Dataset excerpt:
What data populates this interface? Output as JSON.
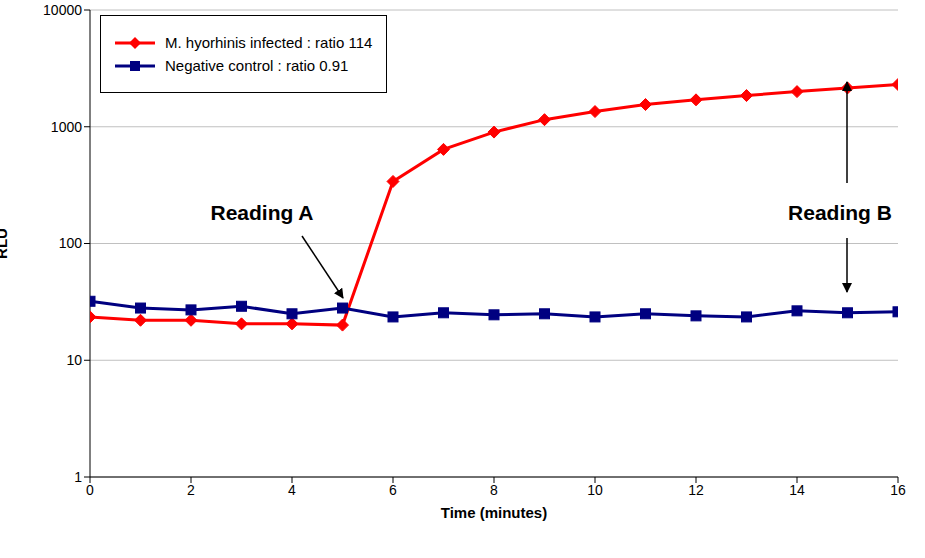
{
  "chart_data": {
    "type": "line",
    "xlabel": "Time (minutes)",
    "ylabel": "RLU",
    "x": [
      0,
      1,
      2,
      3,
      4,
      5,
      6,
      7,
      8,
      9,
      10,
      11,
      12,
      13,
      14,
      15,
      16
    ],
    "series": [
      {
        "name": "M. hyorhinis infected : ratio 114",
        "color": "#ff0000",
        "marker": "diamond",
        "values": [
          23.5,
          22,
          22,
          20.5,
          20.5,
          20,
          340,
          640,
          900,
          1150,
          1350,
          1550,
          1700,
          1850,
          2000,
          2150,
          2300
        ]
      },
      {
        "name": "Negative control : ratio 0.91",
        "color": "#000080",
        "marker": "square",
        "values": [
          32,
          28,
          27,
          29,
          25,
          28,
          23.5,
          25.5,
          24.5,
          25,
          23.5,
          25,
          24,
          23.5,
          26.5,
          25.5,
          26
        ]
      }
    ],
    "xlim": [
      0,
      16
    ],
    "xticks": [
      0,
      2,
      4,
      6,
      8,
      10,
      12,
      14,
      16
    ],
    "ylim": [
      1,
      10000
    ],
    "yticks": [
      1,
      10,
      100,
      1000,
      10000
    ],
    "log": "y",
    "grid": true,
    "legend": "upper left",
    "annotations": [
      "Reading A",
      "Reading B"
    ]
  }
}
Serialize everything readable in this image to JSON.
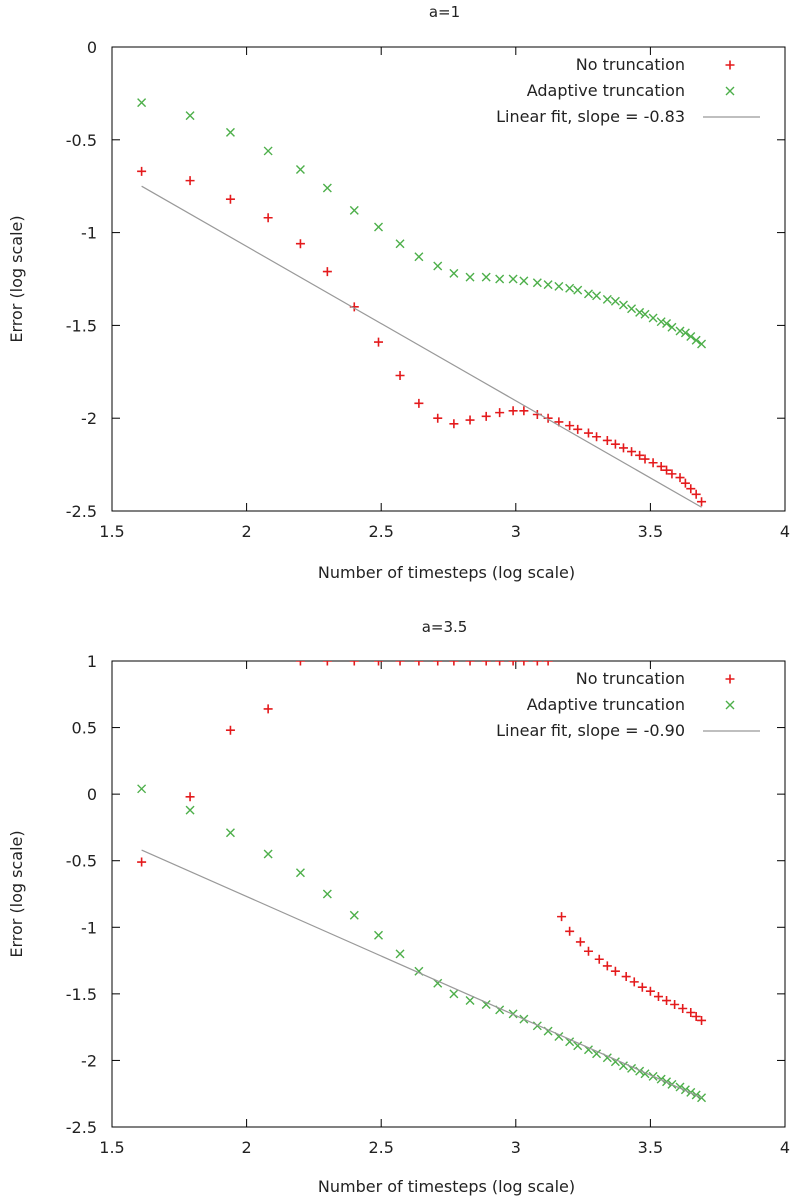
{
  "chart_data": [
    {
      "type": "scatter",
      "title": "a=1",
      "xlabel": "Number of timesteps (log scale)",
      "ylabel": "Error (log scale)",
      "xlim": [
        1.5,
        4
      ],
      "ylim": [
        -2.5,
        0
      ],
      "xticks": [
        "1.5",
        "2",
        "2.5",
        "3",
        "3.5",
        "4"
      ],
      "yticks": [
        "0",
        "-0.5",
        "-1",
        "-1.5",
        "-2",
        "-2.5"
      ],
      "legend_position": "top-right",
      "grid": false,
      "series": [
        {
          "name": "No truncation",
          "marker": "plus",
          "color": "#e41a1c",
          "x": [
            1.61,
            1.79,
            1.94,
            2.08,
            2.2,
            2.3,
            2.4,
            2.49,
            2.57,
            2.64,
            2.71,
            2.77,
            2.83,
            2.89,
            2.94,
            2.99,
            3.03,
            3.08,
            3.12,
            3.16,
            3.2,
            3.23,
            3.27,
            3.3,
            3.34,
            3.37,
            3.4,
            3.43,
            3.46,
            3.48,
            3.51,
            3.54,
            3.56,
            3.58,
            3.61,
            3.63,
            3.65,
            3.67,
            3.69
          ],
          "y": [
            -0.67,
            -0.72,
            -0.82,
            -0.92,
            -1.06,
            -1.21,
            -1.4,
            -1.59,
            -1.77,
            -1.92,
            -2.0,
            -2.03,
            -2.01,
            -1.99,
            -1.97,
            -1.96,
            -1.96,
            -1.98,
            -2.0,
            -2.02,
            -2.04,
            -2.06,
            -2.08,
            -2.1,
            -2.12,
            -2.14,
            -2.16,
            -2.18,
            -2.2,
            -2.22,
            -2.24,
            -2.26,
            -2.28,
            -2.3,
            -2.32,
            -2.35,
            -2.38,
            -2.41,
            -2.45
          ]
        },
        {
          "name": "Adaptive truncation",
          "marker": "cross",
          "color": "#4daf4a",
          "x": [
            1.61,
            1.79,
            1.94,
            2.08,
            2.2,
            2.3,
            2.4,
            2.49,
            2.57,
            2.64,
            2.71,
            2.77,
            2.83,
            2.89,
            2.94,
            2.99,
            3.03,
            3.08,
            3.12,
            3.16,
            3.2,
            3.23,
            3.27,
            3.3,
            3.34,
            3.37,
            3.4,
            3.43,
            3.46,
            3.48,
            3.51,
            3.54,
            3.56,
            3.58,
            3.61,
            3.63,
            3.65,
            3.67,
            3.69
          ],
          "y": [
            -0.3,
            -0.37,
            -0.46,
            -0.56,
            -0.66,
            -0.76,
            -0.88,
            -0.97,
            -1.06,
            -1.13,
            -1.18,
            -1.22,
            -1.24,
            -1.24,
            -1.25,
            -1.25,
            -1.26,
            -1.27,
            -1.28,
            -1.29,
            -1.3,
            -1.31,
            -1.33,
            -1.34,
            -1.36,
            -1.37,
            -1.39,
            -1.41,
            -1.43,
            -1.44,
            -1.46,
            -1.48,
            -1.49,
            -1.51,
            -1.53,
            -1.54,
            -1.56,
            -1.58,
            -1.6
          ]
        },
        {
          "name": "Linear fit, slope = -0.83",
          "marker": "line",
          "color": "#999999",
          "x": [
            1.61,
            3.69
          ],
          "y": [
            -0.75,
            -2.48
          ]
        }
      ]
    },
    {
      "type": "scatter",
      "title": "a=3.5",
      "xlabel": "Number of timesteps (log scale)",
      "ylabel": "Error (log scale)",
      "xlim": [
        1.5,
        4
      ],
      "ylim": [
        -2.5,
        1
      ],
      "xticks": [
        "1.5",
        "2",
        "2.5",
        "3",
        "3.5",
        "4"
      ],
      "yticks": [
        "1",
        "0.5",
        "0",
        "-0.5",
        "-1",
        "-1.5",
        "-2",
        "-2.5"
      ],
      "legend_position": "top-right",
      "grid": false,
      "series": [
        {
          "name": "No truncation",
          "marker": "plus",
          "color": "#e41a1c",
          "x": [
            1.61,
            1.79,
            1.94,
            2.08,
            2.2,
            2.3,
            2.4,
            2.49,
            2.57,
            2.64,
            2.71,
            2.77,
            2.83,
            2.89,
            2.94,
            2.99,
            3.03,
            3.08,
            3.12,
            3.17,
            3.2,
            3.24,
            3.27,
            3.31,
            3.34,
            3.37,
            3.41,
            3.44,
            3.47,
            3.5,
            3.53,
            3.56,
            3.59,
            3.62,
            3.65,
            3.67,
            3.69
          ],
          "y": [
            -0.51,
            -0.02,
            0.48,
            0.64,
            1.0,
            1.0,
            1.0,
            1.0,
            1.0,
            1.0,
            1.0,
            1.0,
            1.0,
            1.0,
            1.0,
            1.0,
            1.0,
            1.0,
            1.0,
            -0.92,
            -1.03,
            -1.11,
            -1.18,
            -1.24,
            -1.29,
            -1.33,
            -1.37,
            -1.41,
            -1.45,
            -1.48,
            -1.52,
            -1.55,
            -1.58,
            -1.61,
            -1.64,
            -1.67,
            -1.7
          ]
        },
        {
          "name": "Adaptive truncation",
          "marker": "cross",
          "color": "#4daf4a",
          "x": [
            1.61,
            1.79,
            1.94,
            2.08,
            2.2,
            2.3,
            2.4,
            2.49,
            2.57,
            2.64,
            2.71,
            2.77,
            2.83,
            2.89,
            2.94,
            2.99,
            3.03,
            3.08,
            3.12,
            3.16,
            3.2,
            3.23,
            3.27,
            3.3,
            3.34,
            3.37,
            3.4,
            3.43,
            3.46,
            3.48,
            3.51,
            3.54,
            3.56,
            3.58,
            3.61,
            3.63,
            3.65,
            3.67,
            3.69
          ],
          "y": [
            0.04,
            -0.12,
            -0.29,
            -0.45,
            -0.59,
            -0.75,
            -0.91,
            -1.06,
            -1.2,
            -1.33,
            -1.42,
            -1.5,
            -1.55,
            -1.58,
            -1.62,
            -1.65,
            -1.69,
            -1.74,
            -1.78,
            -1.82,
            -1.86,
            -1.89,
            -1.92,
            -1.95,
            -1.98,
            -2.01,
            -2.04,
            -2.06,
            -2.08,
            -2.1,
            -2.12,
            -2.14,
            -2.16,
            -2.18,
            -2.2,
            -2.22,
            -2.24,
            -2.26,
            -2.28
          ]
        },
        {
          "name": "Linear fit, slope = -0.90",
          "marker": "line",
          "color": "#999999",
          "x": [
            1.61,
            3.69
          ],
          "y": [
            -0.42,
            -2.28
          ]
        }
      ]
    }
  ]
}
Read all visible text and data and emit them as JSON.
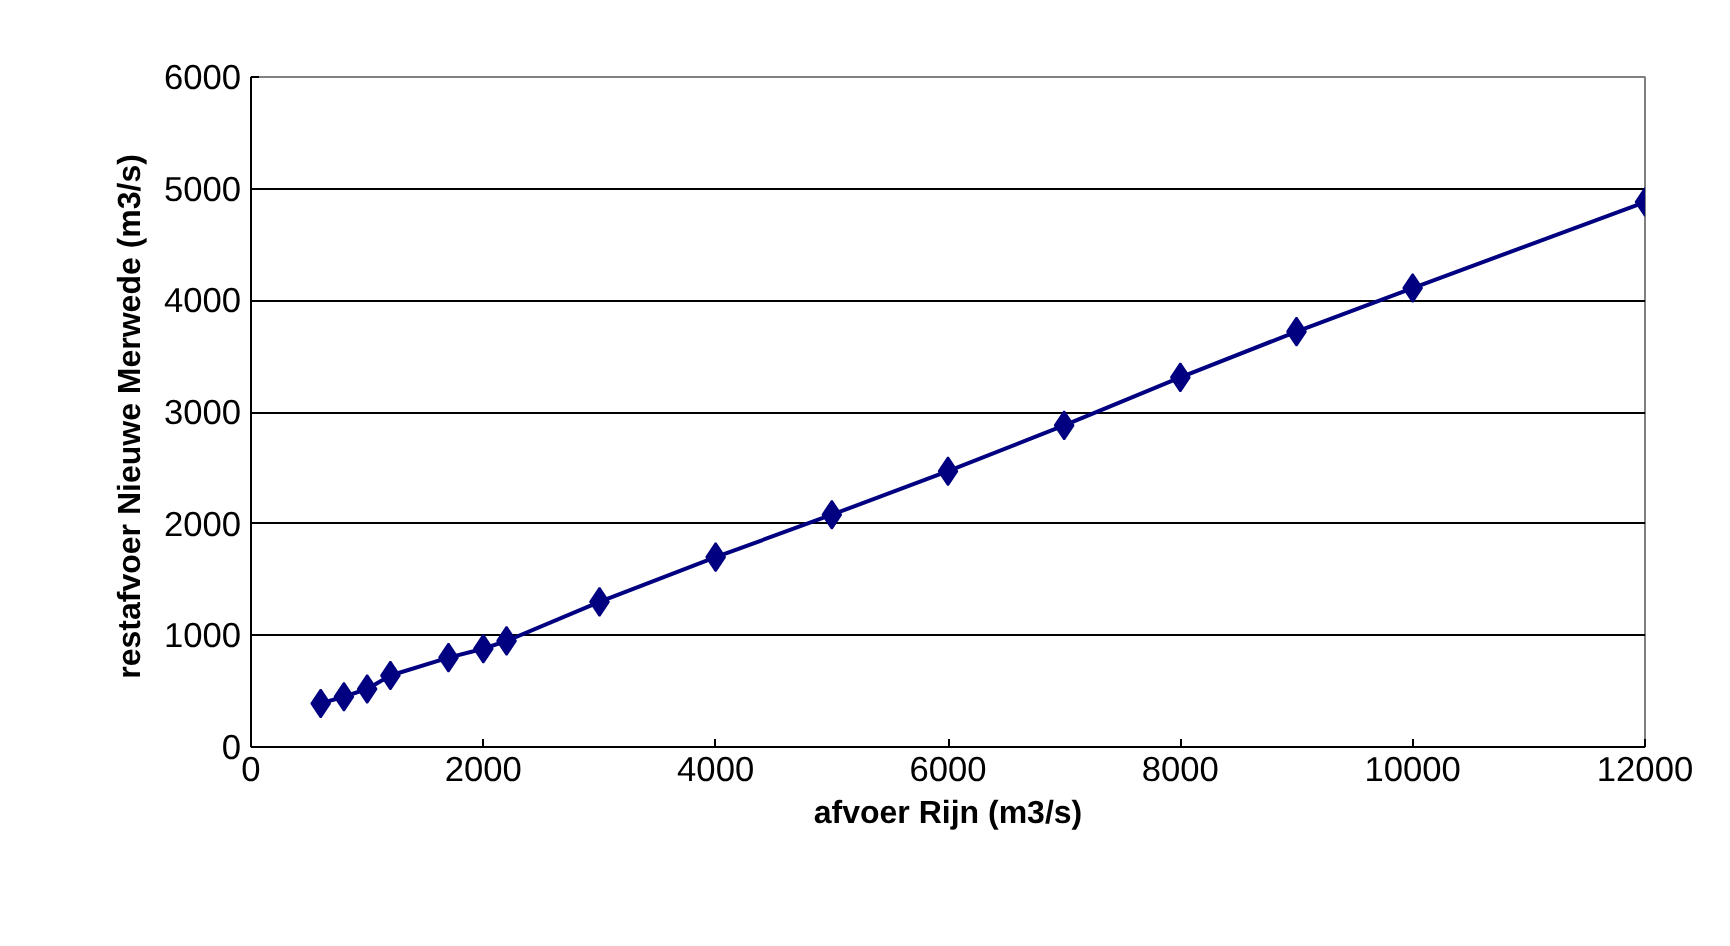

● Problem description
Locate each line with the word "ratio" and copy it.

● Exercise answer
        "name": "M. hyorhinis infected : ratio 114",
        "name": "Negative control : ratio 0.91",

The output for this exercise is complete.